Dataset items:
== == ==

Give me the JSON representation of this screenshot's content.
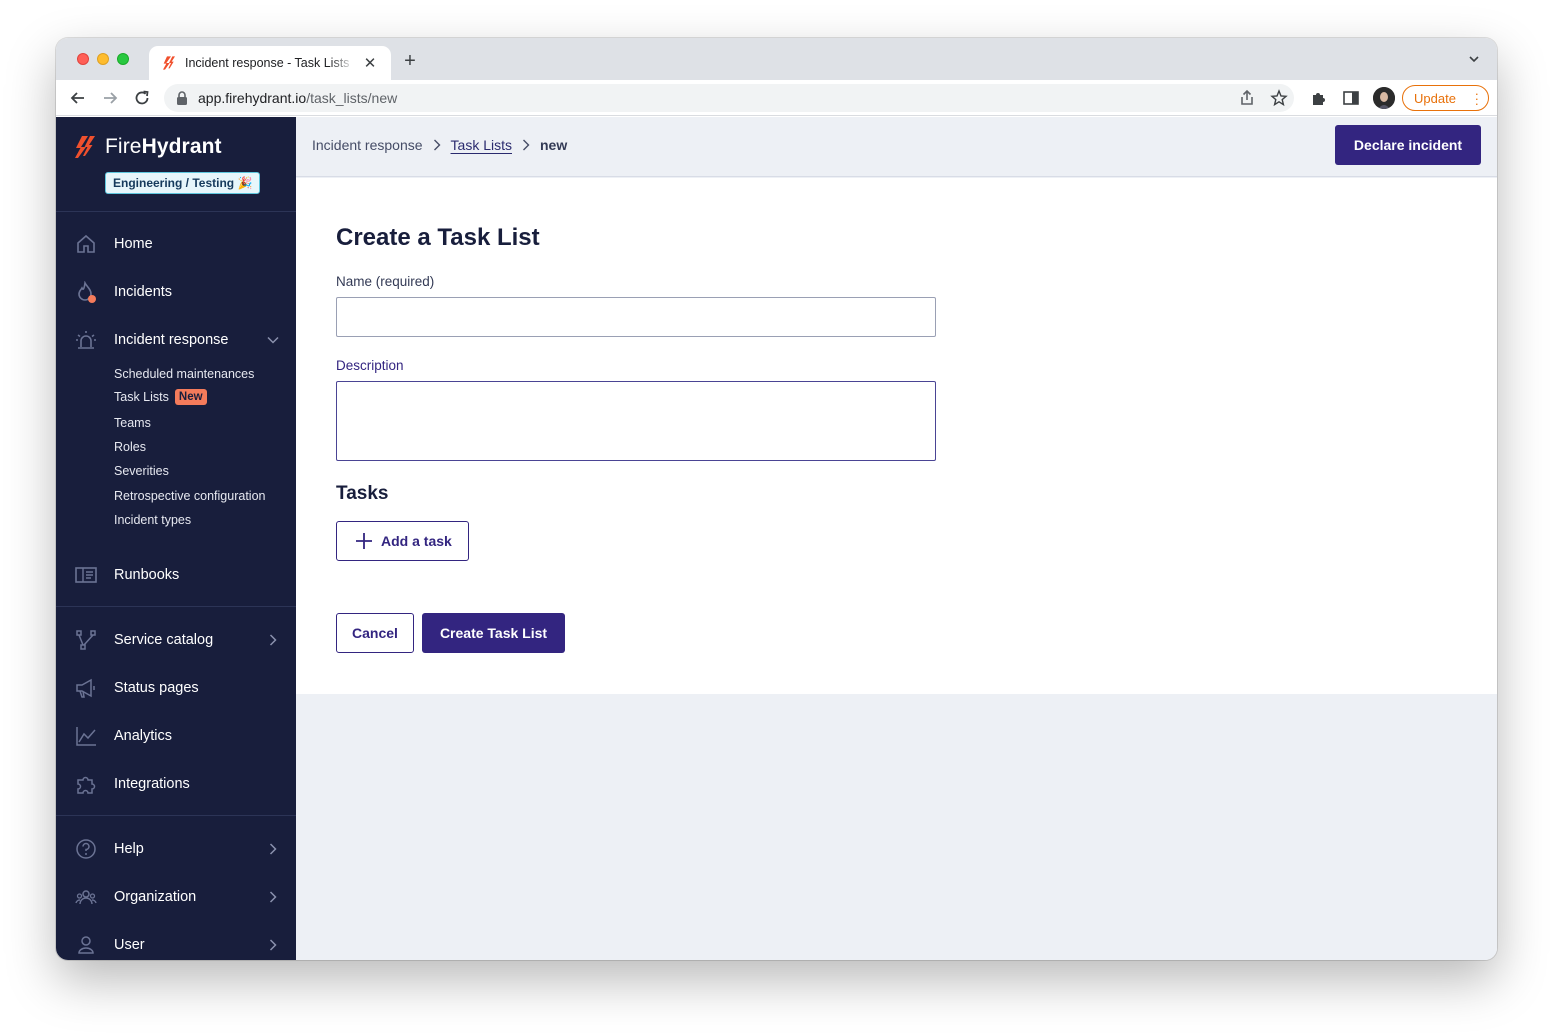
{
  "browser": {
    "tab_title": "Incident response - Task Lists",
    "url_host": "app.firehydrant.io",
    "url_path": "/task_lists/new",
    "update_label": "Update"
  },
  "sidebar": {
    "brand_light": "Fire",
    "brand_bold": "Hydrant",
    "environment_badge": "Engineering / Testing 🎉",
    "items": [
      {
        "label": "Home",
        "icon": "home-icon"
      },
      {
        "label": "Incidents",
        "icon": "flame-icon"
      },
      {
        "label": "Incident response",
        "icon": "siren-icon"
      }
    ],
    "sub_items": [
      {
        "label": "Scheduled maintenances"
      },
      {
        "label": "Task Lists",
        "badge": "New"
      },
      {
        "label": "Teams"
      },
      {
        "label": "Roles"
      },
      {
        "label": "Severities"
      },
      {
        "label": "Retrospective configuration"
      },
      {
        "label": "Incident types"
      }
    ],
    "runbooks": {
      "label": "Runbooks",
      "icon": "book-icon"
    },
    "section2": [
      {
        "label": "Service catalog",
        "icon": "network-icon"
      },
      {
        "label": "Status pages",
        "icon": "megaphone-icon"
      },
      {
        "label": "Analytics",
        "icon": "line-chart-icon"
      },
      {
        "label": "Integrations",
        "icon": "puzzle-icon"
      }
    ],
    "section3": [
      {
        "label": "Help",
        "icon": "question-circle-icon"
      },
      {
        "label": "Organization",
        "icon": "people-icon"
      },
      {
        "label": "User",
        "icon": "user-icon"
      }
    ]
  },
  "header": {
    "breadcrumb": [
      "Incident response",
      "Task Lists",
      "new"
    ],
    "declare_label": "Declare incident"
  },
  "form": {
    "title": "Create a Task List",
    "name_label": "Name (required)",
    "name_value": "",
    "description_label": "Description",
    "description_value": "",
    "tasks_title": "Tasks",
    "add_task_label": "Add a task",
    "cancel_label": "Cancel",
    "submit_label": "Create Task List"
  },
  "colors": {
    "sidebar_bg": "#181e3c",
    "primary": "#332580",
    "accent_orange": "#f47b5b",
    "page_bg": "#edf0f5"
  }
}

== == ==

## Goal
Repeat each record exactly, with the pictures left out.

## The reply
Give me the JSON representation of this screenshot's content.
{
  "browser": {
    "tab_title": "Incident response - Task Lists",
    "url_host": "app.firehydrant.io",
    "url_path": "/task_lists/new",
    "update_label": "Update"
  },
  "sidebar": {
    "brand_light": "Fire",
    "brand_bold": "Hydrant",
    "environment_badge": "Engineering / Testing 🎉",
    "items": [
      {
        "label": "Home",
        "icon": "home-icon"
      },
      {
        "label": "Incidents",
        "icon": "flame-icon"
      },
      {
        "label": "Incident response",
        "icon": "siren-icon"
      }
    ],
    "sub_items": [
      {
        "label": "Scheduled maintenances"
      },
      {
        "label": "Task Lists",
        "badge": "New"
      },
      {
        "label": "Teams"
      },
      {
        "label": "Roles"
      },
      {
        "label": "Severities"
      },
      {
        "label": "Retrospective configuration"
      },
      {
        "label": "Incident types"
      }
    ],
    "runbooks": {
      "label": "Runbooks",
      "icon": "book-icon"
    },
    "section2": [
      {
        "label": "Service catalog",
        "icon": "network-icon"
      },
      {
        "label": "Status pages",
        "icon": "megaphone-icon"
      },
      {
        "label": "Analytics",
        "icon": "line-chart-icon"
      },
      {
        "label": "Integrations",
        "icon": "puzzle-icon"
      }
    ],
    "section3": [
      {
        "label": "Help",
        "icon": "question-circle-icon"
      },
      {
        "label": "Organization",
        "icon": "people-icon"
      },
      {
        "label": "User",
        "icon": "user-icon"
      }
    ]
  },
  "header": {
    "breadcrumb": [
      "Incident response",
      "Task Lists",
      "new"
    ],
    "declare_label": "Declare incident"
  },
  "form": {
    "title": "Create a Task List",
    "name_label": "Name (required)",
    "name_value": "",
    "description_label": "Description",
    "description_value": "",
    "tasks_title": "Tasks",
    "add_task_label": "Add a task",
    "cancel_label": "Cancel",
    "submit_label": "Create Task List"
  },
  "colors": {
    "sidebar_bg": "#181e3c",
    "primary": "#332580",
    "accent_orange": "#f47b5b",
    "page_bg": "#edf0f5"
  }
}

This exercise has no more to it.